> [REQUIREMENTS]:
State how many lines in the entries below contain "this". Write nothing but the number.
== SUPPLIED MATERIAL
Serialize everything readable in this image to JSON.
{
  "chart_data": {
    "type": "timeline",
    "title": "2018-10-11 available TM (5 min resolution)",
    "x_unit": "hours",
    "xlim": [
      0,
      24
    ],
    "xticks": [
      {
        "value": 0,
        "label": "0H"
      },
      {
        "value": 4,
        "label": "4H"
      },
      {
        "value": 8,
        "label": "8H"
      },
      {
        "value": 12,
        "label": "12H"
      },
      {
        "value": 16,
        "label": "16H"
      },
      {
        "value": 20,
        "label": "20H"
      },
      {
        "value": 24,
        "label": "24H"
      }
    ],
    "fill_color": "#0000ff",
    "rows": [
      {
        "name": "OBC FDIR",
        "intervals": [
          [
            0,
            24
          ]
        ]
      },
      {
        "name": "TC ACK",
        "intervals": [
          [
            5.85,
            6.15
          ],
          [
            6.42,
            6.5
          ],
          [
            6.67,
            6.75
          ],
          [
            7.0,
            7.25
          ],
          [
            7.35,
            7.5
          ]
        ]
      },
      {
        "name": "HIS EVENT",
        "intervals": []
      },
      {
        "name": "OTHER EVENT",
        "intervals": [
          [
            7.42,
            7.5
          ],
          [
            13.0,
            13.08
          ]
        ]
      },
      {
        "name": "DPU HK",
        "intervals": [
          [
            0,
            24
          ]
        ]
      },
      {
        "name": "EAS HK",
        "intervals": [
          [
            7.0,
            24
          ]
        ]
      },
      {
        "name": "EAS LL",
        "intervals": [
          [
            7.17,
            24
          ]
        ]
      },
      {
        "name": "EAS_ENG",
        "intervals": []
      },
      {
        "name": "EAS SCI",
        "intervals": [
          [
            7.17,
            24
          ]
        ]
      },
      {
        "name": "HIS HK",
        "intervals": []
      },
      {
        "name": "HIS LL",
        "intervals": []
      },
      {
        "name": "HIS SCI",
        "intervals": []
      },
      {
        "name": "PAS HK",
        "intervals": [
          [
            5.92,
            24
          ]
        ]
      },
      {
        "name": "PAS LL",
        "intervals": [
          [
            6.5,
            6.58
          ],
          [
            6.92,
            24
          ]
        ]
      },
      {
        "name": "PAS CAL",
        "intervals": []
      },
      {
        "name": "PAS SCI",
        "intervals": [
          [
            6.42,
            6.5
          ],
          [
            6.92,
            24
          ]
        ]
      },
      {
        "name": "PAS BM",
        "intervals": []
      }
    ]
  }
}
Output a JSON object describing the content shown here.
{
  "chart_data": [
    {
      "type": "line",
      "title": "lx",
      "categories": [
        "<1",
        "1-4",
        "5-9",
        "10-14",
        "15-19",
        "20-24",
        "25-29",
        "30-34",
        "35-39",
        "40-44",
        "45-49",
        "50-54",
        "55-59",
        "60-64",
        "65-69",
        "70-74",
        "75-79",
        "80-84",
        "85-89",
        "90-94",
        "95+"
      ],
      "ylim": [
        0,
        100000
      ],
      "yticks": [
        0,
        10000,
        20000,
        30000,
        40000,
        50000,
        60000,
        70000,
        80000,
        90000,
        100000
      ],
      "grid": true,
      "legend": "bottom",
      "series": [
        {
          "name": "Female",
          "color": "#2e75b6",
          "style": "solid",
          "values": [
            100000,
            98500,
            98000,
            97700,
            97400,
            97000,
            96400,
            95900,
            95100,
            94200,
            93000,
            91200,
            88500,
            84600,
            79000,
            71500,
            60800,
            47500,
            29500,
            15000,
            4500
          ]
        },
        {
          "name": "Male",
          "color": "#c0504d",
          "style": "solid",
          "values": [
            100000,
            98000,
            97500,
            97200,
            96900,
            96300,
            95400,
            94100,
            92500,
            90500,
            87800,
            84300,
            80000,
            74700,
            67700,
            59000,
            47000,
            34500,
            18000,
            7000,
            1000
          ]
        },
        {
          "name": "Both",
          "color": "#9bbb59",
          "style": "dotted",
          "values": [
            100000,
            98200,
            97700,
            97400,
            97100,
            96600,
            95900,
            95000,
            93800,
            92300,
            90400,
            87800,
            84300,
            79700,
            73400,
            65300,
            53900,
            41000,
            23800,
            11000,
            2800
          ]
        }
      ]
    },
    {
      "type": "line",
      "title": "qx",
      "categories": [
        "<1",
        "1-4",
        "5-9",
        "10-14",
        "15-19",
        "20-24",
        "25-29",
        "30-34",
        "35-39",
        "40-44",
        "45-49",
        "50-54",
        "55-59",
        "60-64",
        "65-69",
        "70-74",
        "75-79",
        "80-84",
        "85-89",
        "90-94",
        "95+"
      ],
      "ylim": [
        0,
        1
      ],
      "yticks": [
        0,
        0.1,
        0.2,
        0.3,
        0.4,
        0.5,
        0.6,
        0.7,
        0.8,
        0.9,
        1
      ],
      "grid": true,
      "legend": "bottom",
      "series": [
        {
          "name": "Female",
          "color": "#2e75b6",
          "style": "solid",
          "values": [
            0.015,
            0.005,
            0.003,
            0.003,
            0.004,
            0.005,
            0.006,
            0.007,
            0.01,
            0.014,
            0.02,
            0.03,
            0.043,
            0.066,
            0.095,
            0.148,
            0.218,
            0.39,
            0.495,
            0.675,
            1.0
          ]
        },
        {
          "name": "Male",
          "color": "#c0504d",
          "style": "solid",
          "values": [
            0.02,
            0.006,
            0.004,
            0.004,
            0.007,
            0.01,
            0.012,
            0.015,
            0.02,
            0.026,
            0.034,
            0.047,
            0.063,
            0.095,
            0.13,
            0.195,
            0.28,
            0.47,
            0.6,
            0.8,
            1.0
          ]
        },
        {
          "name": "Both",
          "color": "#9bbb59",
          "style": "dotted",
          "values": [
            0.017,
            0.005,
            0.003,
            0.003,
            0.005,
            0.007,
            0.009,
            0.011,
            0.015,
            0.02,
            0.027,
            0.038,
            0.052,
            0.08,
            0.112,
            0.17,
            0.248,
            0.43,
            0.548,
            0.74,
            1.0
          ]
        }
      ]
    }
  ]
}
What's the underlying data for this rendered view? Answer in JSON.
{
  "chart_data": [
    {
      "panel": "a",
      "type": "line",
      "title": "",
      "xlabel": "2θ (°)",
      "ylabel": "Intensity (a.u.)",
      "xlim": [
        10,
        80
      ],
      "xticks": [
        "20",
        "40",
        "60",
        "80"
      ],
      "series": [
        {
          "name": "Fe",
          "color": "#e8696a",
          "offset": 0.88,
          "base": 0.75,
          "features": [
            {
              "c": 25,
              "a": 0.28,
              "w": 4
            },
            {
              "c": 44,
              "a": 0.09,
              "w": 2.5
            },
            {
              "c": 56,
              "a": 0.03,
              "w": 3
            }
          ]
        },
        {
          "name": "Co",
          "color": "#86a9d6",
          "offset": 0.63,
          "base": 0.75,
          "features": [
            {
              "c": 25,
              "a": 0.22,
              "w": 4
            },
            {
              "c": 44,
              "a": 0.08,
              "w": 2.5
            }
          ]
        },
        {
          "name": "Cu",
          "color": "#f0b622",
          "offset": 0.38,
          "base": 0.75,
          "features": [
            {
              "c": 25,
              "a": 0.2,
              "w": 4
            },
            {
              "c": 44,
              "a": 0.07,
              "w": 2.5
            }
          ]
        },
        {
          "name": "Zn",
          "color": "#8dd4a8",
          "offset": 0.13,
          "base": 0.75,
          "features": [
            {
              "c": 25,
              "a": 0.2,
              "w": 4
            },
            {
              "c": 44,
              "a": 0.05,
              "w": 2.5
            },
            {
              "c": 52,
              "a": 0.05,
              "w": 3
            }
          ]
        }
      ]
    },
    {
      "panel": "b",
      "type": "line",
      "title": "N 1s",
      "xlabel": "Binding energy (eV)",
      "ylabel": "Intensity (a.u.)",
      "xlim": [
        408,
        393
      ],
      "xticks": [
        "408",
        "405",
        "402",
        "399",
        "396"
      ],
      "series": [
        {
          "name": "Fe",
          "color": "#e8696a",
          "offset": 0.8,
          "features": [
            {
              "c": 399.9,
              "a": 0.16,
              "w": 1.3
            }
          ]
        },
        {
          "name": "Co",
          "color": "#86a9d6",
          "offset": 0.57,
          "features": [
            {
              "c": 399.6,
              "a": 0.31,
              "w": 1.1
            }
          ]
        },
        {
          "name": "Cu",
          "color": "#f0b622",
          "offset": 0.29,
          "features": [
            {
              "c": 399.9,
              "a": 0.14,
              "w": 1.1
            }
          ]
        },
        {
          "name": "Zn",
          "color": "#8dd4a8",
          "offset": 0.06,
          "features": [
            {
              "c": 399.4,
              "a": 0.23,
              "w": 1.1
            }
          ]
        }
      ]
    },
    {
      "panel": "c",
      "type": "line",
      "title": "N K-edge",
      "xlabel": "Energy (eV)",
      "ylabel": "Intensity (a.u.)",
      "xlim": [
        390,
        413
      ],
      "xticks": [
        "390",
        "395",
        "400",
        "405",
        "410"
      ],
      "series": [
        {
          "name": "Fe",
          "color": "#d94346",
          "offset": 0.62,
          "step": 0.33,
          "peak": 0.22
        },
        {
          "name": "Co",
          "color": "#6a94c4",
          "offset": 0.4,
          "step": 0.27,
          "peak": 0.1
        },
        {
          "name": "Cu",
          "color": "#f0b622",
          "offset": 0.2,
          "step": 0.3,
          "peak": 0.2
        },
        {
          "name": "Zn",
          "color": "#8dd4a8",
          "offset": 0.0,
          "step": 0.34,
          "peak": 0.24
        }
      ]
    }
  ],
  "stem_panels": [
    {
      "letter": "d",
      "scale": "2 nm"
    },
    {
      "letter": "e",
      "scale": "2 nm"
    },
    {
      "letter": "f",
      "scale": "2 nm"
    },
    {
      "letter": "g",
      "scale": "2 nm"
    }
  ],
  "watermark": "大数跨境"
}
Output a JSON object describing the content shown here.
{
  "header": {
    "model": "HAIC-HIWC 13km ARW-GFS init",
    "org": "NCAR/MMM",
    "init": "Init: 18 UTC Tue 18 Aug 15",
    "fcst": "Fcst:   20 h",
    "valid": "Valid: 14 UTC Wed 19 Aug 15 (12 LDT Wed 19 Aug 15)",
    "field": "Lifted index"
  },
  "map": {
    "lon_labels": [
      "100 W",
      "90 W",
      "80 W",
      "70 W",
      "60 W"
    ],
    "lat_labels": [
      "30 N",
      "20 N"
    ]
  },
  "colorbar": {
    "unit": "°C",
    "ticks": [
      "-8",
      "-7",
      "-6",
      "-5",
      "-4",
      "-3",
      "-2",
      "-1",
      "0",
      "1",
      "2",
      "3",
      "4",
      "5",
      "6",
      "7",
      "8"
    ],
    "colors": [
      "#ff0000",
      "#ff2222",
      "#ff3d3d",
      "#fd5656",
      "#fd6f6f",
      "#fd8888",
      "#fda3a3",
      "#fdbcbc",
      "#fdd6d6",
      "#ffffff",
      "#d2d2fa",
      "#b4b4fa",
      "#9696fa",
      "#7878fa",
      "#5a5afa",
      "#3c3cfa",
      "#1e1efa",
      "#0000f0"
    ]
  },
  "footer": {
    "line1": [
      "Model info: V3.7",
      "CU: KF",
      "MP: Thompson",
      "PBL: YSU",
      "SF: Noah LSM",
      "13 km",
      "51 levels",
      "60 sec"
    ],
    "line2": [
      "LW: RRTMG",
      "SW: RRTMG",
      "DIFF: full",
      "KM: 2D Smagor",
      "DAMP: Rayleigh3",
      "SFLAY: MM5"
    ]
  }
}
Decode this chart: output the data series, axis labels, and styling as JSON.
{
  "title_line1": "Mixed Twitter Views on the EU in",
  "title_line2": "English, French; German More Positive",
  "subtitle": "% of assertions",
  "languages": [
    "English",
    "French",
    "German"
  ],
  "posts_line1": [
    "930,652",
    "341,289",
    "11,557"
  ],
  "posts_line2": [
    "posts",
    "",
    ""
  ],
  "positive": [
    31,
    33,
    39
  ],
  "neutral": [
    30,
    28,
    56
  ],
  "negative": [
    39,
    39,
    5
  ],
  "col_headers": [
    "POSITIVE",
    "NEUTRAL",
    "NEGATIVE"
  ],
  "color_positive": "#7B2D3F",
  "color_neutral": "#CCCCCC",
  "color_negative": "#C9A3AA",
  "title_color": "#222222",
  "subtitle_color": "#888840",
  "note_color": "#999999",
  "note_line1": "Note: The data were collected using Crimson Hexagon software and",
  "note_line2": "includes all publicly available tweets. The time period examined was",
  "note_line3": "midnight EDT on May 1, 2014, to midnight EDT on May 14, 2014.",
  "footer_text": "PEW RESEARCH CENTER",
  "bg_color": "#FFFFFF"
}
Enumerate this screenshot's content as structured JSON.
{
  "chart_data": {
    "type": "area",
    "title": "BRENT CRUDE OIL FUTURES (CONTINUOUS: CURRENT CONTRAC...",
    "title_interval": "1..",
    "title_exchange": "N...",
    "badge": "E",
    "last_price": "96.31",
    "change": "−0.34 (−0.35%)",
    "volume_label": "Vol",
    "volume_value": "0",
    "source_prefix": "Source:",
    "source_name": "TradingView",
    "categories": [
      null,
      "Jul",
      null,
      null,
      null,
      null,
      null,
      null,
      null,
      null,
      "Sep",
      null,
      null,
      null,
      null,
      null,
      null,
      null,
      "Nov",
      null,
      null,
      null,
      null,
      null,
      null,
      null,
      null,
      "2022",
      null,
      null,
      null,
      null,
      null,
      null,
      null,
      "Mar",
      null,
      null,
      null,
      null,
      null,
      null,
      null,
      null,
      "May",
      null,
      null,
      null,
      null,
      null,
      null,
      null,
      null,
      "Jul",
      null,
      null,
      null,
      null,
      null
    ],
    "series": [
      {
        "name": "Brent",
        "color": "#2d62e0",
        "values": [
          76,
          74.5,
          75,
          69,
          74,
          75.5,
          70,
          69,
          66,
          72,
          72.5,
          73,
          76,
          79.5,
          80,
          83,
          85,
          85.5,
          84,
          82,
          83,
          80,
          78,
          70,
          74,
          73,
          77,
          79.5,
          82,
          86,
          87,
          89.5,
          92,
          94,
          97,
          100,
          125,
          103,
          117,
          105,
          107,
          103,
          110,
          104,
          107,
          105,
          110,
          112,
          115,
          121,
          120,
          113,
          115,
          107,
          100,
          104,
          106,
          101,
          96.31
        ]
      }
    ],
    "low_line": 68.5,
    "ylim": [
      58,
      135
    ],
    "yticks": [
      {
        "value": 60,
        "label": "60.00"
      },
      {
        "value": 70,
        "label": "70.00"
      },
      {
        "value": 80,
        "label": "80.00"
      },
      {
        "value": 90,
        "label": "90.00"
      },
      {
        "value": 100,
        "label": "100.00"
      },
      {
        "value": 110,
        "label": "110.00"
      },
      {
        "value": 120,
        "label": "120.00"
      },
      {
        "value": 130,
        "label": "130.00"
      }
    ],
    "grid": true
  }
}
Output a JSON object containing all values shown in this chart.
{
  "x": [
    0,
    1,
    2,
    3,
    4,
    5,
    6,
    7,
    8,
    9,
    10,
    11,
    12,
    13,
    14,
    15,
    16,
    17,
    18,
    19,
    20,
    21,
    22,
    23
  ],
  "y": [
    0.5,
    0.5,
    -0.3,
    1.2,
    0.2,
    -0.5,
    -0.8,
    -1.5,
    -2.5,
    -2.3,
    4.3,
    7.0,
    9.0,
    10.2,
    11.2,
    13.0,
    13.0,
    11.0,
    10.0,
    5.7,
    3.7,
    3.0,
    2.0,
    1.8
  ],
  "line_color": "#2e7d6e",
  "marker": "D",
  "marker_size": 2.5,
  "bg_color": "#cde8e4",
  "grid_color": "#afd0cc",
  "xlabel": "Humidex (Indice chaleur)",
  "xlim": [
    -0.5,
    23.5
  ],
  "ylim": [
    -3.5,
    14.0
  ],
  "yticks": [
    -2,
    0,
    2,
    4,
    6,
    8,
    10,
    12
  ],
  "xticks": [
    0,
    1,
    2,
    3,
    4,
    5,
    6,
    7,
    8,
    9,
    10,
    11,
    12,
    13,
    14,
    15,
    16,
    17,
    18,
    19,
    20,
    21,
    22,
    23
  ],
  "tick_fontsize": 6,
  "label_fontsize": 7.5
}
====
> [THE SOLUTION]:
5